Below are the records; copy each line in them that holds the word "Lakes".

────────────────

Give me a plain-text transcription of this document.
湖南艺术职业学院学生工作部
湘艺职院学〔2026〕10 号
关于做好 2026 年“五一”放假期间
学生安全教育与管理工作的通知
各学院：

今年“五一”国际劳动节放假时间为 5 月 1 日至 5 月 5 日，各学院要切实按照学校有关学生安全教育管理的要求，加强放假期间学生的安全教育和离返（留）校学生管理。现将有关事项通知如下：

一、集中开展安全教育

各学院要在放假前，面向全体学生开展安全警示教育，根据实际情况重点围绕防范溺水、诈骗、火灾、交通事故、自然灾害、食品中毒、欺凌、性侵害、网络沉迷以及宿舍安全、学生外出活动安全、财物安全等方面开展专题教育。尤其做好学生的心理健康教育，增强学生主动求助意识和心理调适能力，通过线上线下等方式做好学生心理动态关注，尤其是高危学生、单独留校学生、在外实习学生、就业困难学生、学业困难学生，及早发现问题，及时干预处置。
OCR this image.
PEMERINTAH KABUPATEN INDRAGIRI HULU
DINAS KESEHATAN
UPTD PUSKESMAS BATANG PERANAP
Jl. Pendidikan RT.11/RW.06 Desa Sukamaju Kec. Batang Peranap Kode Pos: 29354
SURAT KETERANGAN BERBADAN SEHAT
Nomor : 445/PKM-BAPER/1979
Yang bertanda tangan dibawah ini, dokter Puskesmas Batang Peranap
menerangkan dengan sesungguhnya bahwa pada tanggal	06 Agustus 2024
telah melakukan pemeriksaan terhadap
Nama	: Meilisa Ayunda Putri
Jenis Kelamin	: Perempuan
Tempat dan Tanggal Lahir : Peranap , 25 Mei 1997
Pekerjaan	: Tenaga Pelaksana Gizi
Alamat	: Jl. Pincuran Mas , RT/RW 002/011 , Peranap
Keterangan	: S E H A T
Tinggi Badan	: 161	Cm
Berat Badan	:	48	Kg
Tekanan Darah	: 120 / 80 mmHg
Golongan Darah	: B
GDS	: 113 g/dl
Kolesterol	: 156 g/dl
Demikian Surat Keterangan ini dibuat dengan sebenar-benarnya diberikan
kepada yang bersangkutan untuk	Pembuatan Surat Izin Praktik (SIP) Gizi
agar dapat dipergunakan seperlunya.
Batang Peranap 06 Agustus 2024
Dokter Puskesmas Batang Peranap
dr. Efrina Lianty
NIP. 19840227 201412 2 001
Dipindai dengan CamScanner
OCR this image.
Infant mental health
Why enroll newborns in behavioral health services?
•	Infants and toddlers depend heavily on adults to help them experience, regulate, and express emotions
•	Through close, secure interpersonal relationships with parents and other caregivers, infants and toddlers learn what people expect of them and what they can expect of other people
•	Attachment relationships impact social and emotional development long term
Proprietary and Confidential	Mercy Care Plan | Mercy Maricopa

────────────────

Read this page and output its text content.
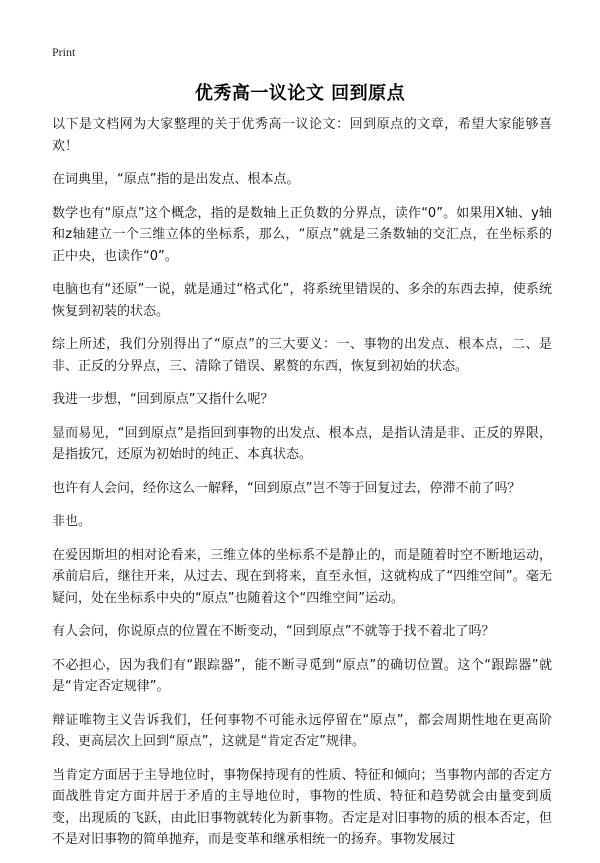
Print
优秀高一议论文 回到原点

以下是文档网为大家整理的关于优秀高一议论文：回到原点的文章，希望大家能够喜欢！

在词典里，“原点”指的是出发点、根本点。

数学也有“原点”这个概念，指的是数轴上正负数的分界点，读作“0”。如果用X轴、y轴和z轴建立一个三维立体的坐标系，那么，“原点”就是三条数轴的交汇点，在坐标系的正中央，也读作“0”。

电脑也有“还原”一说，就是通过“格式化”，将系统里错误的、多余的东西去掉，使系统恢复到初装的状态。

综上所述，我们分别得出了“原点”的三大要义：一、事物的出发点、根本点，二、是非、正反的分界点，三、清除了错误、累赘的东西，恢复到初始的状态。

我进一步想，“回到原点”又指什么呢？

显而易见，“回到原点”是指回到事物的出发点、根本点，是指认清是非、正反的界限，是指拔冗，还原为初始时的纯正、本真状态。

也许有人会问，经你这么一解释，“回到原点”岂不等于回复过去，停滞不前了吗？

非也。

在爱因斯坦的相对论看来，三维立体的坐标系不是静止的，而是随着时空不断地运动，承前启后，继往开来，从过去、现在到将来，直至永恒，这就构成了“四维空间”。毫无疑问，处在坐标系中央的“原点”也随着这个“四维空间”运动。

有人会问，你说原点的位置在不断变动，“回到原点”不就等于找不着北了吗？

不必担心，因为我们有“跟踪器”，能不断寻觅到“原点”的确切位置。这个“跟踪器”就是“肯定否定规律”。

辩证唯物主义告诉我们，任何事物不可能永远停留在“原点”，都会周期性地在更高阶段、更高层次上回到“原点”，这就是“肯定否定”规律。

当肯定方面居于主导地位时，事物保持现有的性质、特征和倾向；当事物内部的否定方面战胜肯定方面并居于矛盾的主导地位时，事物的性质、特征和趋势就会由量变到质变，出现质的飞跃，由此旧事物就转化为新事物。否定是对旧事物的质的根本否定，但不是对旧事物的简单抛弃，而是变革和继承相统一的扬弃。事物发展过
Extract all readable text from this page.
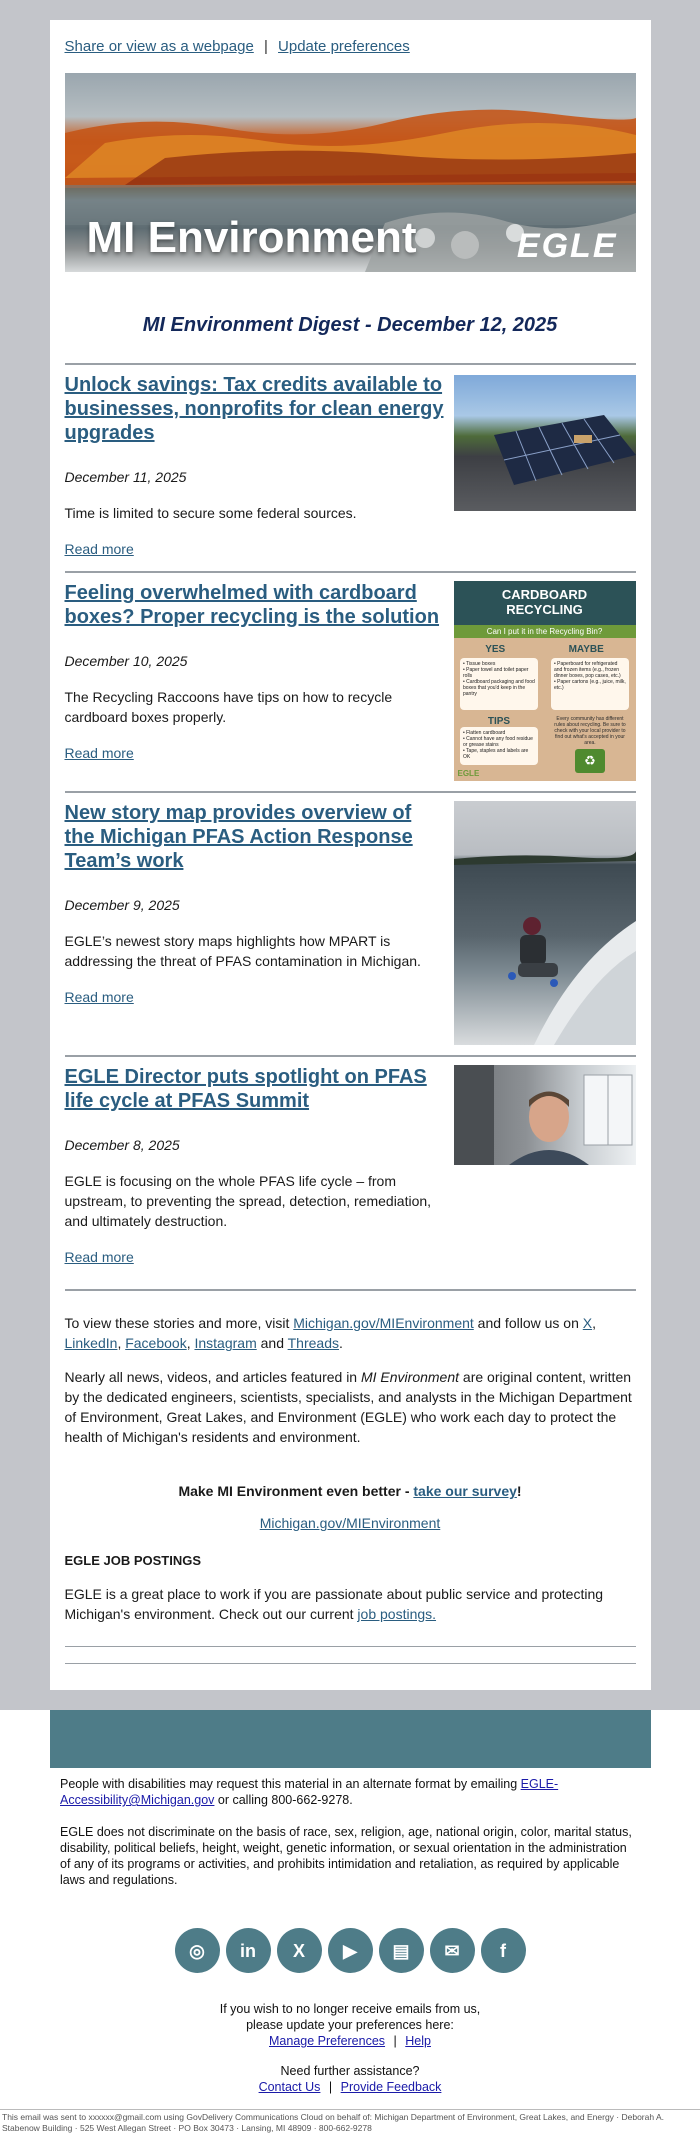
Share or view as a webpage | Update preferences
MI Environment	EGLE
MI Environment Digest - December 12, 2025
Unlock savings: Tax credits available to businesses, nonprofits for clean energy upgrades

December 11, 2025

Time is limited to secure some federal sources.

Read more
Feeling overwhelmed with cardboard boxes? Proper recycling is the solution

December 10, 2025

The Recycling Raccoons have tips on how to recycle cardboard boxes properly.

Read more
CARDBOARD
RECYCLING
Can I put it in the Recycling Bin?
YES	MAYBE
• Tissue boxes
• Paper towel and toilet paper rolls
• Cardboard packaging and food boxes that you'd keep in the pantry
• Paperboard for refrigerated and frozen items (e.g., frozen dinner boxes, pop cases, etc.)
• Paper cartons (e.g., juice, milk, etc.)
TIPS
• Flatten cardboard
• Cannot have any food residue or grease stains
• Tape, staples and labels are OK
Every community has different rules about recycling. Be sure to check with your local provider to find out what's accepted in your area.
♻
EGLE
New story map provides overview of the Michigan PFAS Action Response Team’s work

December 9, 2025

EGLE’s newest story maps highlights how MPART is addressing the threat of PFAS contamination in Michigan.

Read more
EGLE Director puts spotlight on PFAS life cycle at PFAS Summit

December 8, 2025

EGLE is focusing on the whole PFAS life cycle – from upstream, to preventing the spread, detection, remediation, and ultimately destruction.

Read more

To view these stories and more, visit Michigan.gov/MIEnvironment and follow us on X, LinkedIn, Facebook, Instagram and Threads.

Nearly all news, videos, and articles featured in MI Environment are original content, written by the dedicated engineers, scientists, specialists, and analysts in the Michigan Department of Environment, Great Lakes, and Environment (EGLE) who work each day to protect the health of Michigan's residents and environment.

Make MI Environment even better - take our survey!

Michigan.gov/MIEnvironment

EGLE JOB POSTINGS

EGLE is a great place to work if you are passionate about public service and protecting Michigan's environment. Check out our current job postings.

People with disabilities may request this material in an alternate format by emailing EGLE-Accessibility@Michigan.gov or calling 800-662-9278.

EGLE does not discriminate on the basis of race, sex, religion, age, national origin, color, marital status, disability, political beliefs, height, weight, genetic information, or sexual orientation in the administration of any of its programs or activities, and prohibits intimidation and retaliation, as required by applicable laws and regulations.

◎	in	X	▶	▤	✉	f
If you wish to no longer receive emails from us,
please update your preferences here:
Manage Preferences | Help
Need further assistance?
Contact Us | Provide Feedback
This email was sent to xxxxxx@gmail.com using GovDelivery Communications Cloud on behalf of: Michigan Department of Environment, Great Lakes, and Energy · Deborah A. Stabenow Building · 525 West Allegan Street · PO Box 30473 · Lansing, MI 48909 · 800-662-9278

────────────────

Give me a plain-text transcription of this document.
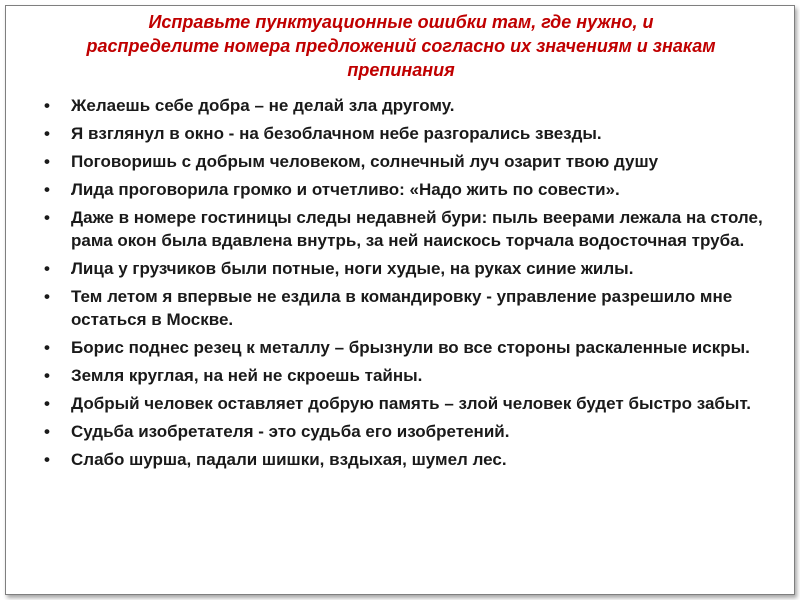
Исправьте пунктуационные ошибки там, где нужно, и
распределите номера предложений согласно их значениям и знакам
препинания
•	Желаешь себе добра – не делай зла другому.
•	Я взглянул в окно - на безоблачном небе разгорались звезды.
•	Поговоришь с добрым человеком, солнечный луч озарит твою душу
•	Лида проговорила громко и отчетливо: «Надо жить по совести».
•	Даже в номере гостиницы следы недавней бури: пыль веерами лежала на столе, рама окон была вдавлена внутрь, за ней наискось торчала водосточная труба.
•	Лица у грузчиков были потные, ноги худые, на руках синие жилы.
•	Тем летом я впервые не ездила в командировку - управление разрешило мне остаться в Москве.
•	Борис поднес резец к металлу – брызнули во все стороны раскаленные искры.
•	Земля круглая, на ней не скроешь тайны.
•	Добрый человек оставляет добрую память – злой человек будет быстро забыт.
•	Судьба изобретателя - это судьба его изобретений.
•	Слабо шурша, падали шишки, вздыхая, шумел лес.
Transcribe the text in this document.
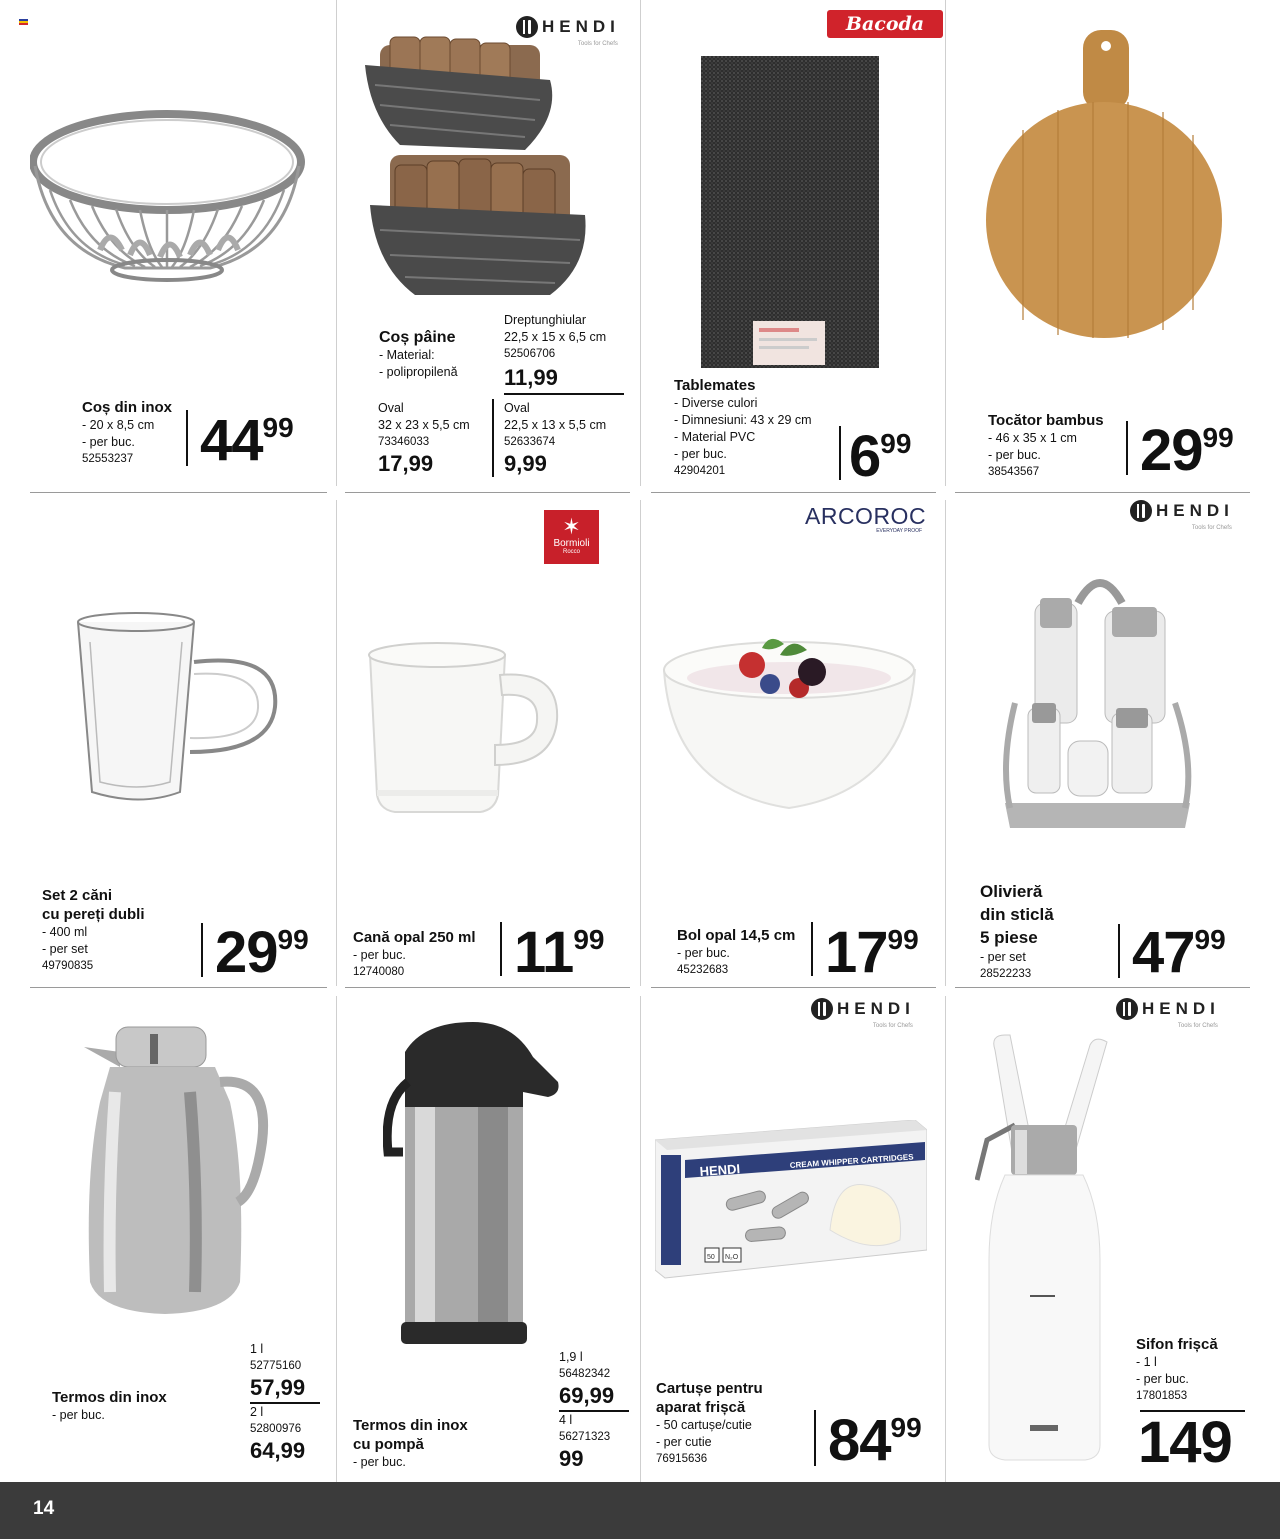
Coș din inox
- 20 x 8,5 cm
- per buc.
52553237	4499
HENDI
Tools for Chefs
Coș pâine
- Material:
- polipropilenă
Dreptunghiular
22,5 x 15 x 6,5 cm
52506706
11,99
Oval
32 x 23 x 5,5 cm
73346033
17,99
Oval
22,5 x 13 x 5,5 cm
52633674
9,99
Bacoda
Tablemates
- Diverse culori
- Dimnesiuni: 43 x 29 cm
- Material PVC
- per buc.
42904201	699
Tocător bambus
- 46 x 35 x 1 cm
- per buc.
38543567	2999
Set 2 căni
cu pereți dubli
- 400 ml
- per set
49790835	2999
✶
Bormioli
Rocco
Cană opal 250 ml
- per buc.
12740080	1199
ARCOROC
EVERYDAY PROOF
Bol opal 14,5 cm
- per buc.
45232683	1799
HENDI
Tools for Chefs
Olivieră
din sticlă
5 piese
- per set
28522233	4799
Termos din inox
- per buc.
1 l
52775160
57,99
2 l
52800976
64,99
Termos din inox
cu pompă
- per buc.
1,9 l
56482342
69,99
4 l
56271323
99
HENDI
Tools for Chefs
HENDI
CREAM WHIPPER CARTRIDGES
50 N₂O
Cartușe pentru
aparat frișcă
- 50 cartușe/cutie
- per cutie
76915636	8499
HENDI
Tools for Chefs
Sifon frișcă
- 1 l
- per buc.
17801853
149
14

────────────────

- RESPONSE
Nearly all news, videos, and articles featured in MI Environment are original content, written by the dedicated engineers, scientists, specialists, and analysts in the Michigan Department of Environment, Great Lakes, and Environment (EGLE) who work each day to protect the health of Michigan's residents and environment.
This email was sent to xxxxxx@gmail.com using GovDelivery Communications Cloud on behalf of: Michigan Department of Environment, Great Lakes, and Energy · Deborah A. Stabenow Building · 525 West Allegan Street · PO Box 30473 · Lansing, MI 48909 · 800-662-9278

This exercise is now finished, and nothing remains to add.